* What to do
Extract all lines containing "Victories".

* Given data
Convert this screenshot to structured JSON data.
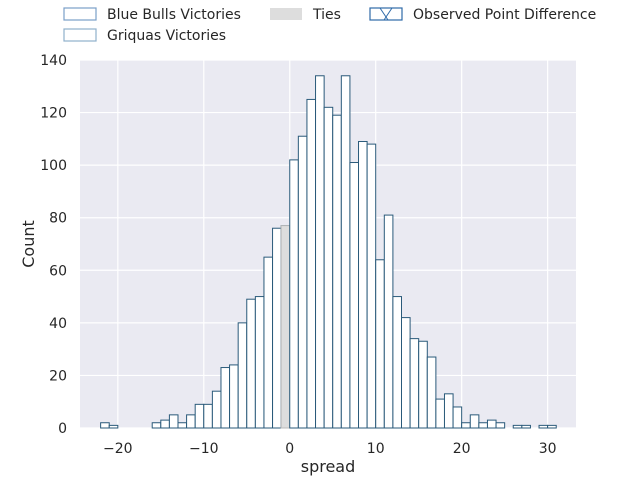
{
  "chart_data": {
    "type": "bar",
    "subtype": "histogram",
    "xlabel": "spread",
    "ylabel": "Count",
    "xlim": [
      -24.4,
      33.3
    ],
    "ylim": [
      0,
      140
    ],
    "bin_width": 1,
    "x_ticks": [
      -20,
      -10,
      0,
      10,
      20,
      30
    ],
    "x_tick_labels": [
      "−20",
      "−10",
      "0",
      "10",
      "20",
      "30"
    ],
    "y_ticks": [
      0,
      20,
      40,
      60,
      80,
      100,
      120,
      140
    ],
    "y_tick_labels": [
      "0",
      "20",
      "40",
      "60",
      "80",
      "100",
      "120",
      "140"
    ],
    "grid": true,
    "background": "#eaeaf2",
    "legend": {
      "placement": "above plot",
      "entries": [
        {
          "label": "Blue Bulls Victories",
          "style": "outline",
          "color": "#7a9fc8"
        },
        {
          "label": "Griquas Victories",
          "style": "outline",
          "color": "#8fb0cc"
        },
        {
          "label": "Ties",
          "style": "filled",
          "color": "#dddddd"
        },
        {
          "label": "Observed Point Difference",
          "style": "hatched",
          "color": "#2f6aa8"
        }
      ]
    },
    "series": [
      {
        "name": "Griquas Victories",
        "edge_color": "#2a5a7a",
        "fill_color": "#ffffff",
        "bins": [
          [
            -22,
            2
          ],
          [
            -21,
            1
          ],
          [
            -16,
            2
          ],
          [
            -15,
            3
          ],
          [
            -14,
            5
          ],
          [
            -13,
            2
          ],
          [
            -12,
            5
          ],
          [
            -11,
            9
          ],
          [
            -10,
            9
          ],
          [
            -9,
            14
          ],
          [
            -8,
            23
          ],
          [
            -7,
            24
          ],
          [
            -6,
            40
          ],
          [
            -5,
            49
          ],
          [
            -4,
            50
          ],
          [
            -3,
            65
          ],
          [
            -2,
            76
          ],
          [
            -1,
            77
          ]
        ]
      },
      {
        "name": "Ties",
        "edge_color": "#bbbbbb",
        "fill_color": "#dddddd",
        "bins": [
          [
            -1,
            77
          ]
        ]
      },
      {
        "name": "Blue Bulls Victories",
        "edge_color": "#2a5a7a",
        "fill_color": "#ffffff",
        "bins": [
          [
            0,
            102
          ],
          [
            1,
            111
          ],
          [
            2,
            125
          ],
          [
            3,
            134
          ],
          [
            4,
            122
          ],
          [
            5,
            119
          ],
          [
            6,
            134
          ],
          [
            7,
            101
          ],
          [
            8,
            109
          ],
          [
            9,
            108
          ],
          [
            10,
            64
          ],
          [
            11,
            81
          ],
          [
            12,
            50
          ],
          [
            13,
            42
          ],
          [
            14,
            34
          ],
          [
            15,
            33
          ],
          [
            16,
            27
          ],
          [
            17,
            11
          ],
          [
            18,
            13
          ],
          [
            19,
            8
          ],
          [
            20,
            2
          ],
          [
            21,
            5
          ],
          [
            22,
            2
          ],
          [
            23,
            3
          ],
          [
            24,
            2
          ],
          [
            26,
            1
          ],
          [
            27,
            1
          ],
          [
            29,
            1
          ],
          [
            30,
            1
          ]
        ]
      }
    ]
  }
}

* Task solution
          "label": "Blue Bulls Victories",
          "label": "Griquas Victories",
        "name": "Griquas Victories",
        "name": "Blue Bulls Victories",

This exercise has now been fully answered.